◆ Directive ◆
Exclude the pictures; give every entry again exactly as written.

** begin Source material **

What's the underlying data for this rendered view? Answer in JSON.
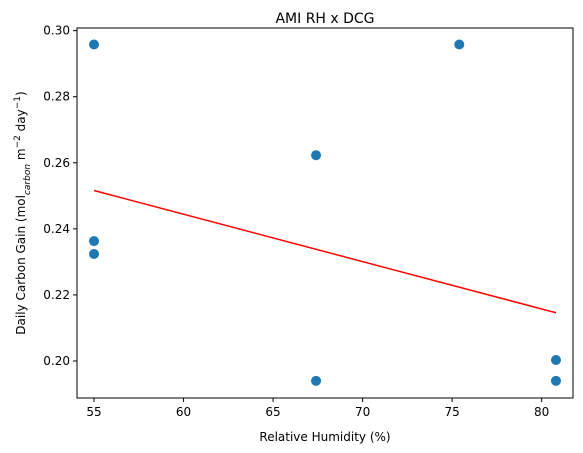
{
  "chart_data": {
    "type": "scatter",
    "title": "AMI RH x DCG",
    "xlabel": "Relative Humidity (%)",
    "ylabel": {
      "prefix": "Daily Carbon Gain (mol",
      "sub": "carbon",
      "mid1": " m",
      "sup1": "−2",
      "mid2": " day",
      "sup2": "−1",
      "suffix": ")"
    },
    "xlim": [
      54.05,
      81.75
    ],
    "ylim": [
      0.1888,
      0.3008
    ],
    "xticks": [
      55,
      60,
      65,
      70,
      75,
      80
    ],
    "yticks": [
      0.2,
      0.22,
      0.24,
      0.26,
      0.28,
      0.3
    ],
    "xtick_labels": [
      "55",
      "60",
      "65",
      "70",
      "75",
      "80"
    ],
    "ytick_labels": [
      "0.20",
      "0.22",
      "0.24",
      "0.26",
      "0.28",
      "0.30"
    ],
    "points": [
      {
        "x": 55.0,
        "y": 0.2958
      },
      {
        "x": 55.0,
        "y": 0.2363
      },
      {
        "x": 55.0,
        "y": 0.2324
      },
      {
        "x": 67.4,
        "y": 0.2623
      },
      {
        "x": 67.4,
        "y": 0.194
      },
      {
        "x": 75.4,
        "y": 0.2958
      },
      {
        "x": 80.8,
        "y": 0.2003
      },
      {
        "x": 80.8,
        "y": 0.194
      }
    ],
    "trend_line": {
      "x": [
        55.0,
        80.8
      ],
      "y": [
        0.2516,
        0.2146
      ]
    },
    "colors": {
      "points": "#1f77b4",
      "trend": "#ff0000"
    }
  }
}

** end Source material **

◆ Result ◆
What's the underlying data for this rendered view? Answer in JSON.
{
  "chart_data": {
    "type": "scatter",
    "title": "AMI RH x DCG",
    "xlabel": "Relative Humidity (%)",
    "ylabel": {
      "prefix": "Daily Carbon Gain (mol",
      "sub": "carbon",
      "mid1": " m",
      "sup1": "−2",
      "mid2": " day",
      "sup2": "−1",
      "suffix": ")"
    },
    "xlim": [
      54.05,
      81.75
    ],
    "ylim": [
      0.1888,
      0.3008
    ],
    "xticks": [
      55,
      60,
      65,
      70,
      75,
      80
    ],
    "yticks": [
      0.2,
      0.22,
      0.24,
      0.26,
      0.28,
      0.3
    ],
    "xtick_labels": [
      "55",
      "60",
      "65",
      "70",
      "75",
      "80"
    ],
    "ytick_labels": [
      "0.20",
      "0.22",
      "0.24",
      "0.26",
      "0.28",
      "0.30"
    ],
    "points": [
      {
        "x": 55.0,
        "y": 0.2958
      },
      {
        "x": 55.0,
        "y": 0.2363
      },
      {
        "x": 55.0,
        "y": 0.2324
      },
      {
        "x": 67.4,
        "y": 0.2623
      },
      {
        "x": 67.4,
        "y": 0.194
      },
      {
        "x": 75.4,
        "y": 0.2958
      },
      {
        "x": 80.8,
        "y": 0.2003
      },
      {
        "x": 80.8,
        "y": 0.194
      }
    ],
    "trend_line": {
      "x": [
        55.0,
        80.8
      ],
      "y": [
        0.2516,
        0.2146
      ]
    },
    "colors": {
      "points": "#1f77b4",
      "trend": "#ff0000"
    }
  }
}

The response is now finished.